The request
Output the material below in its entirety, exactly as given.

_ _ _ _ _

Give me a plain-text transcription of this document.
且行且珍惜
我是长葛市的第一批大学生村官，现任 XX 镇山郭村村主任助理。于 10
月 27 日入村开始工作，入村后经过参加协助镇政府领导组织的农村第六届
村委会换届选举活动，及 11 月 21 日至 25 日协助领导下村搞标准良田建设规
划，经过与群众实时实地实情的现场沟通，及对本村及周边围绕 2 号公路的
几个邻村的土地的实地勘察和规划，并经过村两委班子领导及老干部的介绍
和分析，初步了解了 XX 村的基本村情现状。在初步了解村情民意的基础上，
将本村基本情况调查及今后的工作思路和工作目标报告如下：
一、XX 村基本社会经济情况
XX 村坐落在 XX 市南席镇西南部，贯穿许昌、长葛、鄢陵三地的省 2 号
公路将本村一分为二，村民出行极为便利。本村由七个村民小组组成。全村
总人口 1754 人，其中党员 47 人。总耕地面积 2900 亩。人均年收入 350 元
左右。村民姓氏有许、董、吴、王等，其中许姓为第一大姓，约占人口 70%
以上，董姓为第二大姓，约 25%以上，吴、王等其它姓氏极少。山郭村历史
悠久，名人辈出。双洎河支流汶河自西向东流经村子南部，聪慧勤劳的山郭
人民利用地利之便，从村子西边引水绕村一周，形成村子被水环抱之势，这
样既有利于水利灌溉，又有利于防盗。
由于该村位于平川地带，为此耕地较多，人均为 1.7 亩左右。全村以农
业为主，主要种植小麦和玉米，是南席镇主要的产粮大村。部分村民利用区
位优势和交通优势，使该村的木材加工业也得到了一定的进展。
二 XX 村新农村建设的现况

_ _ _ _ _

Result for this exercise
Give me a plain-text transcription of this document.
且行且珍惜
我是长葛市的第一批大学生村官，现任 XX 镇山郭村村主任助理。于 10
月 27 日入村开始工作，入村后经过参加协助镇政府领导组织的农村第六届
村委会换届选举活动，及 11 月 21 日至 25 日协助领导下村搞标准良田建设规
划，经过与群众实时实地实情的现场沟通，及对本村及周边围绕 2 号公路的
几个邻村的土地的实地勘察和规划，并经过村两委班子领导及老干部的介绍
和分析，初步了解了 XX 村的基本村情现状。在初步了解村情民意的基础上，
将本村基本情况调查及今后的工作思路和工作目标报告如下：
一、XX 村基本社会经济情况
XX 村坐落在 XX 市南席镇西南部，贯穿许昌、长葛、鄢陵三地的省 2 号
公路将本村一分为二，村民出行极为便利。本村由七个村民小组组成。全村
总人口 1754 人，其中党员 47 人。总耕地面积 2900 亩。人均年收入 350 元
左右。村民姓氏有许、董、吴、王等，其中许姓为第一大姓，约占人口 70%
以上，董姓为第二大姓，约 25%以上，吴、王等其它姓氏极少。山郭村历史
悠久，名人辈出。双洎河支流汶河自西向东流经村子南部，聪慧勤劳的山郭
人民利用地利之便，从村子西边引水绕村一周，形成村子被水环抱之势，这
样既有利于水利灌溉，又有利于防盗。
由于该村位于平川地带，为此耕地较多，人均为 1.7 亩左右。全村以农
业为主，主要种植小麦和玉米，是南席镇主要的产粮大村。部分村民利用区
位优势和交通优势，使该村的木材加工业也得到了一定的进展。
二 XX 村新农村建设的现况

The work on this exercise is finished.